PROBLEM DESCRIPTION: Can you print the data exactly and leave out each image?

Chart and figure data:
++++++++++++++++++++

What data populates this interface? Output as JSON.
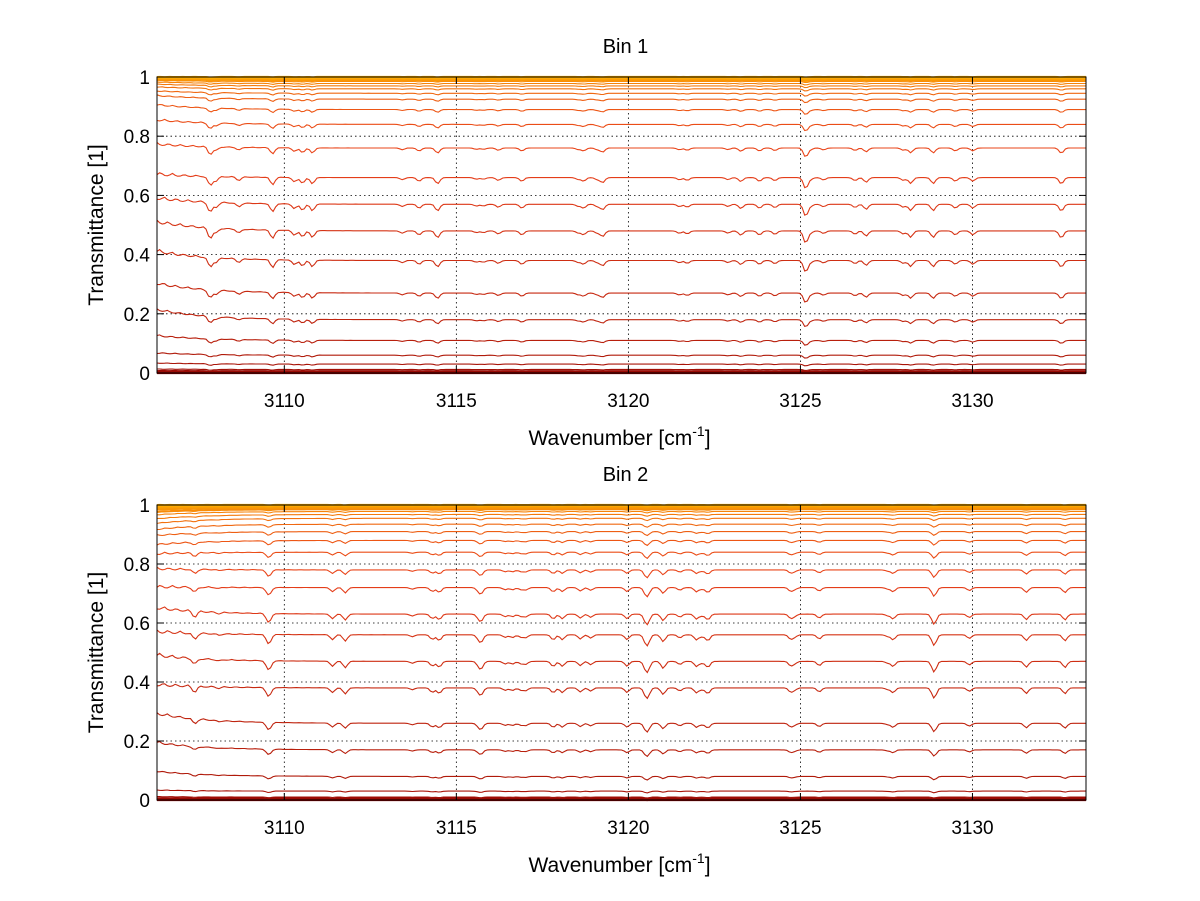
{
  "chart_data": [
    {
      "type": "line",
      "title": "Bin 1",
      "xlabel": "Wavenumber [cm",
      "xlabel_sup": "-1",
      "xlabel_close": "]",
      "ylabel": "Transmittance [1]",
      "xlim": [
        3106.3,
        3133.3
      ],
      "ylim": [
        0,
        1
      ],
      "xticks": [
        "3110",
        "3115",
        "3120",
        "3125",
        "3130"
      ],
      "xtick_values": [
        3110,
        3115,
        3120,
        3125,
        3130
      ],
      "yticks": [
        "0",
        "0.2",
        "0.4",
        "0.6",
        "0.8",
        "1"
      ],
      "ytick_values": [
        0,
        0.2,
        0.4,
        0.6,
        0.8,
        1
      ],
      "grid": true,
      "series_count": 26,
      "series_levels": [
        0.0,
        0.003,
        0.006,
        0.012,
        0.03,
        0.06,
        0.11,
        0.18,
        0.27,
        0.38,
        0.48,
        0.57,
        0.66,
        0.76,
        0.84,
        0.89,
        0.925,
        0.945,
        0.96,
        0.97,
        0.978,
        0.985,
        0.99,
        0.994,
        0.997,
        1.0
      ],
      "start_levels": [
        0.0,
        0.003,
        0.007,
        0.014,
        0.035,
        0.07,
        0.13,
        0.22,
        0.31,
        0.42,
        0.52,
        0.6,
        0.68,
        0.78,
        0.86,
        0.91,
        0.94,
        0.955,
        0.968,
        0.977,
        0.984,
        0.989,
        0.993,
        0.996,
        0.998,
        1.0
      ],
      "colors": {
        "low": "#8b0000",
        "mid": "#e8401a",
        "high": "#ffb000"
      }
    },
    {
      "type": "line",
      "title": "Bin 2",
      "xlabel": "Wavenumber [cm",
      "xlabel_sup": "-1",
      "xlabel_close": "]",
      "ylabel": "Transmittance [1]",
      "xlim": [
        3106.3,
        3133.3
      ],
      "ylim": [
        0,
        1
      ],
      "xticks": [
        "3110",
        "3115",
        "3120",
        "3125",
        "3130"
      ],
      "xtick_values": [
        3110,
        3115,
        3120,
        3125,
        3130
      ],
      "yticks": [
        "0",
        "0.2",
        "0.4",
        "0.6",
        "0.8",
        "1"
      ],
      "ytick_values": [
        0,
        0.2,
        0.4,
        0.6,
        0.8,
        1
      ],
      "grid": true,
      "series_count": 26,
      "series_levels": [
        0.0,
        0.002,
        0.005,
        0.01,
        0.03,
        0.08,
        0.17,
        0.26,
        0.38,
        0.47,
        0.56,
        0.63,
        0.72,
        0.78,
        0.84,
        0.88,
        0.91,
        0.935,
        0.955,
        0.968,
        0.978,
        0.986,
        0.991,
        0.995,
        0.998,
        1.0
      ],
      "start_levels": [
        0.0,
        0.002,
        0.006,
        0.012,
        0.035,
        0.1,
        0.2,
        0.3,
        0.4,
        0.5,
        0.58,
        0.66,
        0.73,
        0.79,
        0.84,
        0.87,
        0.9,
        0.92,
        0.94,
        0.955,
        0.968,
        0.978,
        0.986,
        0.992,
        0.996,
        1.0
      ],
      "colors": {
        "low": "#8b0000",
        "mid": "#e8401a",
        "high": "#ffb000"
      }
    }
  ]
}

++++++++++++++++++++

EXERCISE SOLUTION:
What data populates this interface? Output as JSON.
{
  "chart_data": [
    {
      "type": "line",
      "title": "Bin 1",
      "xlabel": "Wavenumber [cm",
      "xlabel_sup": "-1",
      "xlabel_close": "]",
      "ylabel": "Transmittance [1]",
      "xlim": [
        3106.3,
        3133.3
      ],
      "ylim": [
        0,
        1
      ],
      "xticks": [
        "3110",
        "3115",
        "3120",
        "3125",
        "3130"
      ],
      "xtick_values": [
        3110,
        3115,
        3120,
        3125,
        3130
      ],
      "yticks": [
        "0",
        "0.2",
        "0.4",
        "0.6",
        "0.8",
        "1"
      ],
      "ytick_values": [
        0,
        0.2,
        0.4,
        0.6,
        0.8,
        1
      ],
      "grid": true,
      "series_count": 26,
      "series_levels": [
        0.0,
        0.003,
        0.006,
        0.012,
        0.03,
        0.06,
        0.11,
        0.18,
        0.27,
        0.38,
        0.48,
        0.57,
        0.66,
        0.76,
        0.84,
        0.89,
        0.925,
        0.945,
        0.96,
        0.97,
        0.978,
        0.985,
        0.99,
        0.994,
        0.997,
        1.0
      ],
      "start_levels": [
        0.0,
        0.003,
        0.007,
        0.014,
        0.035,
        0.07,
        0.13,
        0.22,
        0.31,
        0.42,
        0.52,
        0.6,
        0.68,
        0.78,
        0.86,
        0.91,
        0.94,
        0.955,
        0.968,
        0.977,
        0.984,
        0.989,
        0.993,
        0.996,
        0.998,
        1.0
      ],
      "colors": {
        "low": "#8b0000",
        "mid": "#e8401a",
        "high": "#ffb000"
      }
    },
    {
      "type": "line",
      "title": "Bin 2",
      "xlabel": "Wavenumber [cm",
      "xlabel_sup": "-1",
      "xlabel_close": "]",
      "ylabel": "Transmittance [1]",
      "xlim": [
        3106.3,
        3133.3
      ],
      "ylim": [
        0,
        1
      ],
      "xticks": [
        "3110",
        "3115",
        "3120",
        "3125",
        "3130"
      ],
      "xtick_values": [
        3110,
        3115,
        3120,
        3125,
        3130
      ],
      "yticks": [
        "0",
        "0.2",
        "0.4",
        "0.6",
        "0.8",
        "1"
      ],
      "ytick_values": [
        0,
        0.2,
        0.4,
        0.6,
        0.8,
        1
      ],
      "grid": true,
      "series_count": 26,
      "series_levels": [
        0.0,
        0.002,
        0.005,
        0.01,
        0.03,
        0.08,
        0.17,
        0.26,
        0.38,
        0.47,
        0.56,
        0.63,
        0.72,
        0.78,
        0.84,
        0.88,
        0.91,
        0.935,
        0.955,
        0.968,
        0.978,
        0.986,
        0.991,
        0.995,
        0.998,
        1.0
      ],
      "start_levels": [
        0.0,
        0.002,
        0.006,
        0.012,
        0.035,
        0.1,
        0.2,
        0.3,
        0.4,
        0.5,
        0.58,
        0.66,
        0.73,
        0.79,
        0.84,
        0.87,
        0.9,
        0.92,
        0.94,
        0.955,
        0.968,
        0.978,
        0.986,
        0.992,
        0.996,
        1.0
      ],
      "colors": {
        "low": "#8b0000",
        "mid": "#e8401a",
        "high": "#ffb000"
      }
    }
  ]
}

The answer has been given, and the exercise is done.